• **Chart and figure data**:
☆ ☆ ☆ ☆ ☆ ☆ ☆
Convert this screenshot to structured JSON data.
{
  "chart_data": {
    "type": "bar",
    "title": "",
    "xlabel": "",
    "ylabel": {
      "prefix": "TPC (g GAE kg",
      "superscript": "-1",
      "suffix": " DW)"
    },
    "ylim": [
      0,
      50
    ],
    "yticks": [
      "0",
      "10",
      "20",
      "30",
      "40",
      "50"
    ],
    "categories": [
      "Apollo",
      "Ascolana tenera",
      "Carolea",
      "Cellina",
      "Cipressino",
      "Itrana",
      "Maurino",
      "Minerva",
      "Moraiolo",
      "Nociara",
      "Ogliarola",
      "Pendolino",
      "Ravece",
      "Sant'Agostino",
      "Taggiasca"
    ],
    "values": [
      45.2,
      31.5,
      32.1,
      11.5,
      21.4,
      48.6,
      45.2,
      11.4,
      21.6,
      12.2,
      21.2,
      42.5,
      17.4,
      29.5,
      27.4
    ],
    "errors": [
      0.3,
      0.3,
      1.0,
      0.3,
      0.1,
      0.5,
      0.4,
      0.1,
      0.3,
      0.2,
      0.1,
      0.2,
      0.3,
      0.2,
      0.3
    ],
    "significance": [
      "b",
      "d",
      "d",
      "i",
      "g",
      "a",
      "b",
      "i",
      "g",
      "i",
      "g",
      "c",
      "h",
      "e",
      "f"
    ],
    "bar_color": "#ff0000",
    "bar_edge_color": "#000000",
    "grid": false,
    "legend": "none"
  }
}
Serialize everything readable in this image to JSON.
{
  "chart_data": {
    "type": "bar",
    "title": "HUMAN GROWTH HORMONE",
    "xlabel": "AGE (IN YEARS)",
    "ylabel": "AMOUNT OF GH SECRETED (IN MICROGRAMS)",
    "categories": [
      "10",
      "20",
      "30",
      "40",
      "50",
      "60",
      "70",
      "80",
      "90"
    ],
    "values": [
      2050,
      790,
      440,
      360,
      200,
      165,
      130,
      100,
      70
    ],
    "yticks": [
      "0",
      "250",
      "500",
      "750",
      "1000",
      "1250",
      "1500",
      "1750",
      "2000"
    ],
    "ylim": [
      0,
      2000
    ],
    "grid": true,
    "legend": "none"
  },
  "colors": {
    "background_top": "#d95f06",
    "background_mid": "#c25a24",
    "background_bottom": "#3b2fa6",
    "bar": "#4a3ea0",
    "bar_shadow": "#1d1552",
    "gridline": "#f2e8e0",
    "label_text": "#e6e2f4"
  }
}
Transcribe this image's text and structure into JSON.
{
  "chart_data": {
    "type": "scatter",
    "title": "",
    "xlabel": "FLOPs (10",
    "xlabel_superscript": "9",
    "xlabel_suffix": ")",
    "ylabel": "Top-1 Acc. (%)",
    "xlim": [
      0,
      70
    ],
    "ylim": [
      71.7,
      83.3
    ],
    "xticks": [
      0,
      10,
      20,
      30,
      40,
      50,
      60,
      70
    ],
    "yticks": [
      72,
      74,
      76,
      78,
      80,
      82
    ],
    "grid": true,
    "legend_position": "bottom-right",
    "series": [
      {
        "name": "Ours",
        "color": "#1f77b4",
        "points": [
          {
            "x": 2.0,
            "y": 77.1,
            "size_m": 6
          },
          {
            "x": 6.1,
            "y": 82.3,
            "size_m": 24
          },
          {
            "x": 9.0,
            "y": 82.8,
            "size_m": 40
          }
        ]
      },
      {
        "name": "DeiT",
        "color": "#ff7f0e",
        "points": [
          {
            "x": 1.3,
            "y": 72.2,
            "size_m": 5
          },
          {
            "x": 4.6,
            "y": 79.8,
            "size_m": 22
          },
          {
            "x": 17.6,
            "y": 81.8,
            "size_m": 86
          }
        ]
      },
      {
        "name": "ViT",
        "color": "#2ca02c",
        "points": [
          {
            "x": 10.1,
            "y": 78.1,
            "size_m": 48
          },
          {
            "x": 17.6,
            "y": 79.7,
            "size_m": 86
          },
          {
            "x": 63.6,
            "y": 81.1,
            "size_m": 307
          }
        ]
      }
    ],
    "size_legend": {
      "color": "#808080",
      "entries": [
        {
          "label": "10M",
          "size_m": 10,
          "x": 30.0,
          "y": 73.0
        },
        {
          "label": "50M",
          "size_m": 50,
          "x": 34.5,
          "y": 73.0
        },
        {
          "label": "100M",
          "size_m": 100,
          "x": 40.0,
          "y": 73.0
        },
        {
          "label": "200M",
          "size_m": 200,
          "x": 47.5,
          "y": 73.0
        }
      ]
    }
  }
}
☆ ☆ ☆ ☆ ☆ ☆ ☆
• **WHAT YOU ARE ASKED TO DO**:
Every entry must be output again, exactly as written above.

• **ANSWER TO THE TASK**:
Convert this screenshot to structured JSON data.
{
  "chart_data": {
    "type": "bar",
    "title": "",
    "xlabel": "",
    "ylabel": {
      "prefix": "TPC (g GAE kg",
      "superscript": "-1",
      "suffix": " DW)"
    },
    "ylim": [
      0,
      50
    ],
    "yticks": [
      "0",
      "10",
      "20",
      "30",
      "40",
      "50"
    ],
    "categories": [
      "Apollo",
      "Ascolana tenera",
      "Carolea",
      "Cellina",
      "Cipressino",
      "Itrana",
      "Maurino",
      "Minerva",
      "Moraiolo",
      "Nociara",
      "Ogliarola",
      "Pendolino",
      "Ravece",
      "Sant'Agostino",
      "Taggiasca"
    ],
    "values": [
      45.2,
      31.5,
      32.1,
      11.5,
      21.4,
      48.6,
      45.2,
      11.4,
      21.6,
      12.2,
      21.2,
      42.5,
      17.4,
      29.5,
      27.4
    ],
    "errors": [
      0.3,
      0.3,
      1.0,
      0.3,
      0.1,
      0.5,
      0.4,
      0.1,
      0.3,
      0.2,
      0.1,
      0.2,
      0.3,
      0.2,
      0.3
    ],
    "significance": [
      "b",
      "d",
      "d",
      "i",
      "g",
      "a",
      "b",
      "i",
      "g",
      "i",
      "g",
      "c",
      "h",
      "e",
      "f"
    ],
    "bar_color": "#ff0000",
    "bar_edge_color": "#000000",
    "grid": false,
    "legend": "none"
  }
}
Serialize everything readable in this image to JSON.
{
  "chart_data": {
    "type": "bar",
    "title": "HUMAN GROWTH HORMONE",
    "xlabel": "AGE (IN YEARS)",
    "ylabel": "AMOUNT OF GH SECRETED (IN MICROGRAMS)",
    "categories": [
      "10",
      "20",
      "30",
      "40",
      "50",
      "60",
      "70",
      "80",
      "90"
    ],
    "values": [
      2050,
      790,
      440,
      360,
      200,
      165,
      130,
      100,
      70
    ],
    "yticks": [
      "0",
      "250",
      "500",
      "750",
      "1000",
      "1250",
      "1500",
      "1750",
      "2000"
    ],
    "ylim": [
      0,
      2000
    ],
    "grid": true,
    "legend": "none"
  },
  "colors": {
    "background_top": "#d95f06",
    "background_mid": "#c25a24",
    "background_bottom": "#3b2fa6",
    "bar": "#4a3ea0",
    "bar_shadow": "#1d1552",
    "gridline": "#f2e8e0",
    "label_text": "#e6e2f4"
  }
}
Transcribe this image's text and structure into JSON.
{
  "chart_data": {
    "type": "scatter",
    "title": "",
    "xlabel": "FLOPs (10",
    "xlabel_superscript": "9",
    "xlabel_suffix": ")",
    "ylabel": "Top-1 Acc. (%)",
    "xlim": [
      0,
      70
    ],
    "ylim": [
      71.7,
      83.3
    ],
    "xticks": [
      0,
      10,
      20,
      30,
      40,
      50,
      60,
      70
    ],
    "yticks": [
      72,
      74,
      76,
      78,
      80,
      82
    ],
    "grid": true,
    "legend_position": "bottom-right",
    "series": [
      {
        "name": "Ours",
        "color": "#1f77b4",
        "points": [
          {
            "x": 2.0,
            "y": 77.1,
            "size_m": 6
          },
          {
            "x": 6.1,
            "y": 82.3,
            "size_m": 24
          },
          {
            "x": 9.0,
            "y": 82.8,
            "size_m": 40
          }
        ]
      },
      {
        "name": "DeiT",
        "color": "#ff7f0e",
        "points": [
          {
            "x": 1.3,
            "y": 72.2,
            "size_m": 5
          },
          {
            "x": 4.6,
            "y": 79.8,
            "size_m": 22
          },
          {
            "x": 17.6,
            "y": 81.8,
            "size_m": 86
          }
        ]
      },
      {
        "name": "ViT",
        "color": "#2ca02c",
        "points": [
          {
            "x": 10.1,
            "y": 78.1,
            "size_m": 48
          },
          {
            "x": 17.6,
            "y": 79.7,
            "size_m": 86
          },
          {
            "x": 63.6,
            "y": 81.1,
            "size_m": 307
          }
        ]
      }
    ],
    "size_legend": {
      "color": "#808080",
      "entries": [
        {
          "label": "10M",
          "size_m": 10,
          "x": 30.0,
          "y": 73.0
        },
        {
          "label": "50M",
          "size_m": 50,
          "x": 34.5,
          "y": 73.0
        },
        {
          "label": "100M",
          "size_m": 100,
          "x": 40.0,
          "y": 73.0
        },
        {
          "label": "200M",
          "size_m": 200,
          "x": 47.5,
          "y": 73.0
        }
      ]
    }
  }
}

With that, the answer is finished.